> [Your goal] Extract, from the listing that follows, each line containing the word "TradingView".

> [Entries with figure data]

<<<<

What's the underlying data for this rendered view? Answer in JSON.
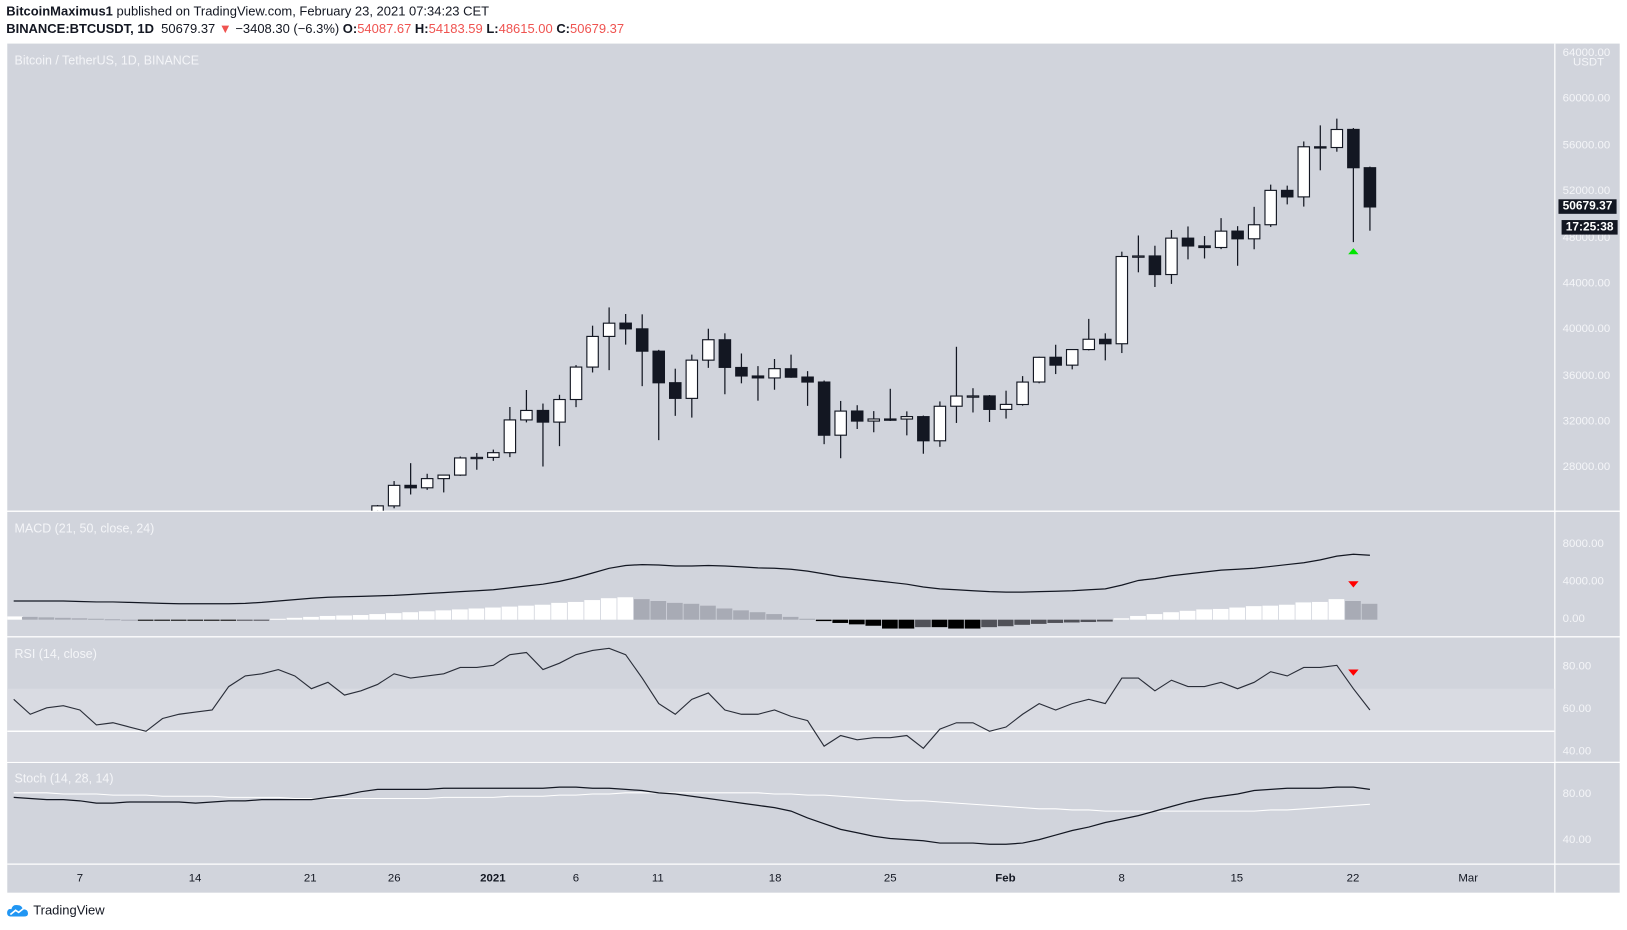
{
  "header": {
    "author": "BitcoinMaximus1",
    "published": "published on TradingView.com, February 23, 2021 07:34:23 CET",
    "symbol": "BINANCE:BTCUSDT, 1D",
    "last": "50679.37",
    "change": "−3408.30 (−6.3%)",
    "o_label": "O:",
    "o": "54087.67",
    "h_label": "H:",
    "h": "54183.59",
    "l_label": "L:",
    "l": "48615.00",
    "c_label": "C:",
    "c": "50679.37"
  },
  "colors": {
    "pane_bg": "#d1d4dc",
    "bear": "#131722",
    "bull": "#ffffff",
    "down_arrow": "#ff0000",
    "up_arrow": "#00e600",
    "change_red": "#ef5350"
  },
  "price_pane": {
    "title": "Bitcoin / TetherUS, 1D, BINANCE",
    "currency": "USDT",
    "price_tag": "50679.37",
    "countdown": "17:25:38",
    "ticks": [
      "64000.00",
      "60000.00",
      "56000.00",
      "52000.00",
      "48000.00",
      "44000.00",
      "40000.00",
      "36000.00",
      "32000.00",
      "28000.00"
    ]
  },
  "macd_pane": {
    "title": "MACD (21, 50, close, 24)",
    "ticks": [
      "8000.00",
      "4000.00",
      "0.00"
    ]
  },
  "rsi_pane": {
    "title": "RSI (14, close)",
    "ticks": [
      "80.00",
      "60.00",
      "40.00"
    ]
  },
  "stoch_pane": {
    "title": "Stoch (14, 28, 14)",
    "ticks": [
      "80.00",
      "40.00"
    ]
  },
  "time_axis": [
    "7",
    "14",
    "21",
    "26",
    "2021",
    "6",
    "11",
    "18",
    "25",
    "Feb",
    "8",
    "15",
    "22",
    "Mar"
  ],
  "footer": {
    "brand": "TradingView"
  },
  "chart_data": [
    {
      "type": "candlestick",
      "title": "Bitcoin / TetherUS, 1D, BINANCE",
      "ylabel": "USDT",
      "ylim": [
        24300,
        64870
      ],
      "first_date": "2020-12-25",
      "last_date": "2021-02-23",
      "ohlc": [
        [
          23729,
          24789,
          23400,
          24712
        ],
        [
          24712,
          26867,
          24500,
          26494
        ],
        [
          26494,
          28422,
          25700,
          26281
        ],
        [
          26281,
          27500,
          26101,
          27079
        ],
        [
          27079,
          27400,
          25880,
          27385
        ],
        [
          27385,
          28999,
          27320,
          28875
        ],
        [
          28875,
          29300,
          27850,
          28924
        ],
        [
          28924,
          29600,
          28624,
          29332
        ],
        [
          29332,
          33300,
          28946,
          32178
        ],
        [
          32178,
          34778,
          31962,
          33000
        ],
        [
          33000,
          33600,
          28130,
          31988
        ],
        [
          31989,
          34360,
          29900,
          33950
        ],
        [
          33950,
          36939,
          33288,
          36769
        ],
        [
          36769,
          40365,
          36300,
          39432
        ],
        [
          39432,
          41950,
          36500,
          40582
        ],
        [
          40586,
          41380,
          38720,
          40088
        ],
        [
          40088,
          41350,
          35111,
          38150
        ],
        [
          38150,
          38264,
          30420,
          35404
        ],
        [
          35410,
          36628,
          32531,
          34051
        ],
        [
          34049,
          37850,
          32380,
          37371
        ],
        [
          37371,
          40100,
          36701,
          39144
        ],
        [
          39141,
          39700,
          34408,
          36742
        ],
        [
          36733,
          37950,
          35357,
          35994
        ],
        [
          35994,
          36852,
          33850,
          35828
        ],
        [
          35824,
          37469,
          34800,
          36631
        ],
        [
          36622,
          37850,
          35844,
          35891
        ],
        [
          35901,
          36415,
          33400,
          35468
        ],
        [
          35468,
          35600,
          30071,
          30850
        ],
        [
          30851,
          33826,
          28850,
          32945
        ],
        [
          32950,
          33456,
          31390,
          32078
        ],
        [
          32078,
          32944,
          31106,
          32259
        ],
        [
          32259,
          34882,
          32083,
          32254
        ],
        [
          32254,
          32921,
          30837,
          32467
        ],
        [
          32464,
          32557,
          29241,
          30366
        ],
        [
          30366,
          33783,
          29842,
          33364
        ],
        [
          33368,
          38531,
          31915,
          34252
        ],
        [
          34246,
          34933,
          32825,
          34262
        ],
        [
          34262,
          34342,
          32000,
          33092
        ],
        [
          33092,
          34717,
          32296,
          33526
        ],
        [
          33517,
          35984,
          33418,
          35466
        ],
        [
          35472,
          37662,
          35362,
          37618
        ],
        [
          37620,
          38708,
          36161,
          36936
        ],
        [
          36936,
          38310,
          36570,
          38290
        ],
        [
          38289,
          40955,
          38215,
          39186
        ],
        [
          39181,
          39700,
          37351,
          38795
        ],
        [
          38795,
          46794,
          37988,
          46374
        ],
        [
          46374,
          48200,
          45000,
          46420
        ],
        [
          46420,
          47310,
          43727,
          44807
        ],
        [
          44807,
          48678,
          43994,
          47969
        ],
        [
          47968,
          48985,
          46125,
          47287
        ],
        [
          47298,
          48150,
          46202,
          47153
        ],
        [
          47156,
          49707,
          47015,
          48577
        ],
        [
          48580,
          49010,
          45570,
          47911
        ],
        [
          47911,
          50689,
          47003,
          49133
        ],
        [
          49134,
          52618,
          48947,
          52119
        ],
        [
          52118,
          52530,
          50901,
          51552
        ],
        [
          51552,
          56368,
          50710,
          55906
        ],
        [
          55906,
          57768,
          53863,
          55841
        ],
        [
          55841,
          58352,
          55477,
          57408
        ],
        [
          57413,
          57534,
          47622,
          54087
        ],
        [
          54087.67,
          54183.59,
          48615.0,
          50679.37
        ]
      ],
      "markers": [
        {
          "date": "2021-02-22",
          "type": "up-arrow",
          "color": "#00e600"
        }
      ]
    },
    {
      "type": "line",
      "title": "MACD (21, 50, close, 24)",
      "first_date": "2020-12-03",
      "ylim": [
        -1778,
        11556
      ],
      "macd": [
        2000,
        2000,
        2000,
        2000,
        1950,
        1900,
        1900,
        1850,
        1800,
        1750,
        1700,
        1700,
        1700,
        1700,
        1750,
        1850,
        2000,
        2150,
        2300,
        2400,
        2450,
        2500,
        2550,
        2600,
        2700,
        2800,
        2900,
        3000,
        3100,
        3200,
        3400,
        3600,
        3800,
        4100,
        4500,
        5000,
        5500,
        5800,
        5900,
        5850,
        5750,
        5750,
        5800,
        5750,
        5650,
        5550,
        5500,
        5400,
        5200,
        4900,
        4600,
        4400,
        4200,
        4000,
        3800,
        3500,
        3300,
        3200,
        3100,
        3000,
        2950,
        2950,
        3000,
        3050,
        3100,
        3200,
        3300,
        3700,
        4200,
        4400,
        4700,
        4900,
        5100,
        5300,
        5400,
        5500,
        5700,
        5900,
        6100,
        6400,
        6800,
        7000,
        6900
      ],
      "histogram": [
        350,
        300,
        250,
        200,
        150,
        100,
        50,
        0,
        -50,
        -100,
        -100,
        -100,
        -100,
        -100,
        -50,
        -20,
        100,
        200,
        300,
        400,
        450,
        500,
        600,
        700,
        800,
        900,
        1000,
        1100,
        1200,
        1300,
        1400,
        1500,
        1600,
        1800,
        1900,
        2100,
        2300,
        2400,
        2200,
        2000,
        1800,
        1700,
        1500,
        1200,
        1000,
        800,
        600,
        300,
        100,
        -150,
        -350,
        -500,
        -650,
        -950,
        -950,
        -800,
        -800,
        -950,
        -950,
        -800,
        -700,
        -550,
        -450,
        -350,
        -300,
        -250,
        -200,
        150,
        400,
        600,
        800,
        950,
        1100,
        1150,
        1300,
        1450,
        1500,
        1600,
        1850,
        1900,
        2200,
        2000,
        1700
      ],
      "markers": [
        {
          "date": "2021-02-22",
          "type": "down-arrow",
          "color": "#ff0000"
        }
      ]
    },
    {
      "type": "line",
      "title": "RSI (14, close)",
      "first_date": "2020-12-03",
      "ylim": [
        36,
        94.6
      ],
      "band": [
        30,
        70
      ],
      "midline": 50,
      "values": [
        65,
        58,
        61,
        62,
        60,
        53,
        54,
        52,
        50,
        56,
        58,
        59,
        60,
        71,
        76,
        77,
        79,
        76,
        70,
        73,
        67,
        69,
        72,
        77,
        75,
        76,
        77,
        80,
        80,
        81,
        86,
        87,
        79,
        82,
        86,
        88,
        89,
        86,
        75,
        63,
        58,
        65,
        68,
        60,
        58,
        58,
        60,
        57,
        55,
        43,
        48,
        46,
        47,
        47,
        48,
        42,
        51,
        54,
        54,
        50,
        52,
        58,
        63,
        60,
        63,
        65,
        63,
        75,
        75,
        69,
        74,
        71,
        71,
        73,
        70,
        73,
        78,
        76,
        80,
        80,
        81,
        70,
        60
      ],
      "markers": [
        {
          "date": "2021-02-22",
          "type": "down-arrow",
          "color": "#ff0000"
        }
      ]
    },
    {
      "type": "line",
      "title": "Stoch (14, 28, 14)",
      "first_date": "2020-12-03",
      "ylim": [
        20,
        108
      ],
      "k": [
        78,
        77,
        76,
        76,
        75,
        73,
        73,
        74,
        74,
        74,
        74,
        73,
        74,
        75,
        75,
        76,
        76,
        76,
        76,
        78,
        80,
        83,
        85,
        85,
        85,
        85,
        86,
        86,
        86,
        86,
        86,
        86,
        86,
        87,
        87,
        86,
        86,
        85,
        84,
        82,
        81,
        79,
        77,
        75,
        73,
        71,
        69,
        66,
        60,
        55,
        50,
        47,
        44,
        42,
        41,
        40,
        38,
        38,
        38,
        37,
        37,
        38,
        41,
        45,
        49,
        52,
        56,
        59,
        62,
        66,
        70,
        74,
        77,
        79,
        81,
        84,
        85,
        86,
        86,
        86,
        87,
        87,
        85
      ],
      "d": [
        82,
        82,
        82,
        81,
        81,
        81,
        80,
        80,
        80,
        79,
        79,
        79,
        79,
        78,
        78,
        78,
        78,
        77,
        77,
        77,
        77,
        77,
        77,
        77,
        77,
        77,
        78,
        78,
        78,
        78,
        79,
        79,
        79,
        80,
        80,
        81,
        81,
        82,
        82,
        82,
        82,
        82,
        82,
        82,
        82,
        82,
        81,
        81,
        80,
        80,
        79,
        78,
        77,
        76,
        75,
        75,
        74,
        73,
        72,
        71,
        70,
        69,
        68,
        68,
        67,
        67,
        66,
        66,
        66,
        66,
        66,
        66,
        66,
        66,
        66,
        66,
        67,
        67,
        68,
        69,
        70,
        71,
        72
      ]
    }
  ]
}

>>>>

> [The response]
    "published": "published on TradingView.com, February 23, 2021 07:34:23 CET",
    "brand": "TradingView"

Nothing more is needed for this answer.